%%
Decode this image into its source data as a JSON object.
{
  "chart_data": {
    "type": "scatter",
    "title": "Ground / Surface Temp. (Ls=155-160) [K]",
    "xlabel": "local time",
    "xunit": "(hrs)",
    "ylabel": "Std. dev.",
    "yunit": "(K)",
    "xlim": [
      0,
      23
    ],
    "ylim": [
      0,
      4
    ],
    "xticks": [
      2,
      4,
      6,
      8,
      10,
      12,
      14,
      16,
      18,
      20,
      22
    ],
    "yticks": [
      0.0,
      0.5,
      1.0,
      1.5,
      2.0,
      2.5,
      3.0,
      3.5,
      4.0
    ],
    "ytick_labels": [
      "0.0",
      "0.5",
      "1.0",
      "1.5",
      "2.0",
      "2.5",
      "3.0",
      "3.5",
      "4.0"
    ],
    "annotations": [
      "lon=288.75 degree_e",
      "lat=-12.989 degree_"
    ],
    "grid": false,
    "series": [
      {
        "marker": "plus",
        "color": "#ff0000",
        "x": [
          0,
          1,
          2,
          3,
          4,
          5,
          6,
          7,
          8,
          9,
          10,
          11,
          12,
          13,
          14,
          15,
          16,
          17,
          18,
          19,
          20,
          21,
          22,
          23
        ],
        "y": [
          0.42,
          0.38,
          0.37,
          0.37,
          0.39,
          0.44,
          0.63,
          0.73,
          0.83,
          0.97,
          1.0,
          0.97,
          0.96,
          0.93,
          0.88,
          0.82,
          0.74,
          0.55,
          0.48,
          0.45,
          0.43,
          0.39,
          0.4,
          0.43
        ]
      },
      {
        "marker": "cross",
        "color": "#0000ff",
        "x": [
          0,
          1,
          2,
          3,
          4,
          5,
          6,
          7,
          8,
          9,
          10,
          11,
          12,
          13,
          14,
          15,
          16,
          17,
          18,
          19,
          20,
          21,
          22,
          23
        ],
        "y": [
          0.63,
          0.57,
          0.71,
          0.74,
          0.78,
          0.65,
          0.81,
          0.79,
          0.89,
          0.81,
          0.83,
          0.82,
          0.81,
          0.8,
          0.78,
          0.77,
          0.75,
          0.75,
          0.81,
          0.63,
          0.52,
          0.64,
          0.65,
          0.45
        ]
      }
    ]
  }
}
%%
_What needs to be done_
All of the records must be retyped exactly as they are.

_Solved exercise_
Decode this image into its source data as a JSON object.
{
  "chart_data": {
    "type": "scatter",
    "title": "Ground / Surface Temp. (Ls=155-160) [K]",
    "xlabel": "local time",
    "xunit": "(hrs)",
    "ylabel": "Std. dev.",
    "yunit": "(K)",
    "xlim": [
      0,
      23
    ],
    "ylim": [
      0,
      4
    ],
    "xticks": [
      2,
      4,
      6,
      8,
      10,
      12,
      14,
      16,
      18,
      20,
      22
    ],
    "yticks": [
      0.0,
      0.5,
      1.0,
      1.5,
      2.0,
      2.5,
      3.0,
      3.5,
      4.0
    ],
    "ytick_labels": [
      "0.0",
      "0.5",
      "1.0",
      "1.5",
      "2.0",
      "2.5",
      "3.0",
      "3.5",
      "4.0"
    ],
    "annotations": [
      "lon=288.75 degree_e",
      "lat=-12.989 degree_"
    ],
    "grid": false,
    "series": [
      {
        "marker": "plus",
        "color": "#ff0000",
        "x": [
          0,
          1,
          2,
          3,
          4,
          5,
          6,
          7,
          8,
          9,
          10,
          11,
          12,
          13,
          14,
          15,
          16,
          17,
          18,
          19,
          20,
          21,
          22,
          23
        ],
        "y": [
          0.42,
          0.38,
          0.37,
          0.37,
          0.39,
          0.44,
          0.63,
          0.73,
          0.83,
          0.97,
          1.0,
          0.97,
          0.96,
          0.93,
          0.88,
          0.82,
          0.74,
          0.55,
          0.48,
          0.45,
          0.43,
          0.39,
          0.4,
          0.43
        ]
      },
      {
        "marker": "cross",
        "color": "#0000ff",
        "x": [
          0,
          1,
          2,
          3,
          4,
          5,
          6,
          7,
          8,
          9,
          10,
          11,
          12,
          13,
          14,
          15,
          16,
          17,
          18,
          19,
          20,
          21,
          22,
          23
        ],
        "y": [
          0.63,
          0.57,
          0.71,
          0.74,
          0.78,
          0.65,
          0.81,
          0.79,
          0.89,
          0.81,
          0.83,
          0.82,
          0.81,
          0.8,
          0.78,
          0.77,
          0.75,
          0.75,
          0.81,
          0.63,
          0.52,
          0.64,
          0.65,
          0.45
        ]
      }
    ]
  }
}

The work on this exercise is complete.